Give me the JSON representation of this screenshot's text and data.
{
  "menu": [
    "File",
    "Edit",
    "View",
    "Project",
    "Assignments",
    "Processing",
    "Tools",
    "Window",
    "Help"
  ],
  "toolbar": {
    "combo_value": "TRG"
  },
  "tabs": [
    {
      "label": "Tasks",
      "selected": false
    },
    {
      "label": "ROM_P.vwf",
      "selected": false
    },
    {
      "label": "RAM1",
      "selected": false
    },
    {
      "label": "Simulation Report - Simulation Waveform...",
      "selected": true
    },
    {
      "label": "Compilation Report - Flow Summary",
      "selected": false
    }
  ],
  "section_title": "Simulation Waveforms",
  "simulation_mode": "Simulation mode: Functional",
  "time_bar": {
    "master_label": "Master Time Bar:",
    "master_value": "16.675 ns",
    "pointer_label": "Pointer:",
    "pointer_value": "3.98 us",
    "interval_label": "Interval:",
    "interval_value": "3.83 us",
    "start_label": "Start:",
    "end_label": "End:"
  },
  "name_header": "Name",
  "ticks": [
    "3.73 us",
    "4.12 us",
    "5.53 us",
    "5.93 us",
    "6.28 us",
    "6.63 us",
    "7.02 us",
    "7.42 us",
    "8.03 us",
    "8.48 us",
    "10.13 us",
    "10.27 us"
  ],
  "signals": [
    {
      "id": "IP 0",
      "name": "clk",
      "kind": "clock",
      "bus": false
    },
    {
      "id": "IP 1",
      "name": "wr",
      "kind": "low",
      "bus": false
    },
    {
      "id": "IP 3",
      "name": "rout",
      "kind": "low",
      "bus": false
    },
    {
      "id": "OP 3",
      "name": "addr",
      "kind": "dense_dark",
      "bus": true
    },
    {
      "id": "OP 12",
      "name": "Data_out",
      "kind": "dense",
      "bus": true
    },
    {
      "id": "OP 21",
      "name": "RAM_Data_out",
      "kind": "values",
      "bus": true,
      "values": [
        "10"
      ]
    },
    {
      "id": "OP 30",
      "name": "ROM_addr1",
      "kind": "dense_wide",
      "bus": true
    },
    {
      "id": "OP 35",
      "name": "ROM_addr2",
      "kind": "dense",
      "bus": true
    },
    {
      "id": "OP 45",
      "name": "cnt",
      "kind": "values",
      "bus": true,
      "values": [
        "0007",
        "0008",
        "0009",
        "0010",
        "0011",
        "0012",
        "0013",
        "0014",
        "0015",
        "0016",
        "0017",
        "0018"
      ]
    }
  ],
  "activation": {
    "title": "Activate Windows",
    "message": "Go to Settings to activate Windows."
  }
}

**REQUIRED WORK**
Go through the material and select each line with the string "Report" in it.

**RESPONSE TO THIS EXERCISE**
      "label": "Simulation Report - Simulation Waveform...",
      "label": "Compilation Report - Flow Summary",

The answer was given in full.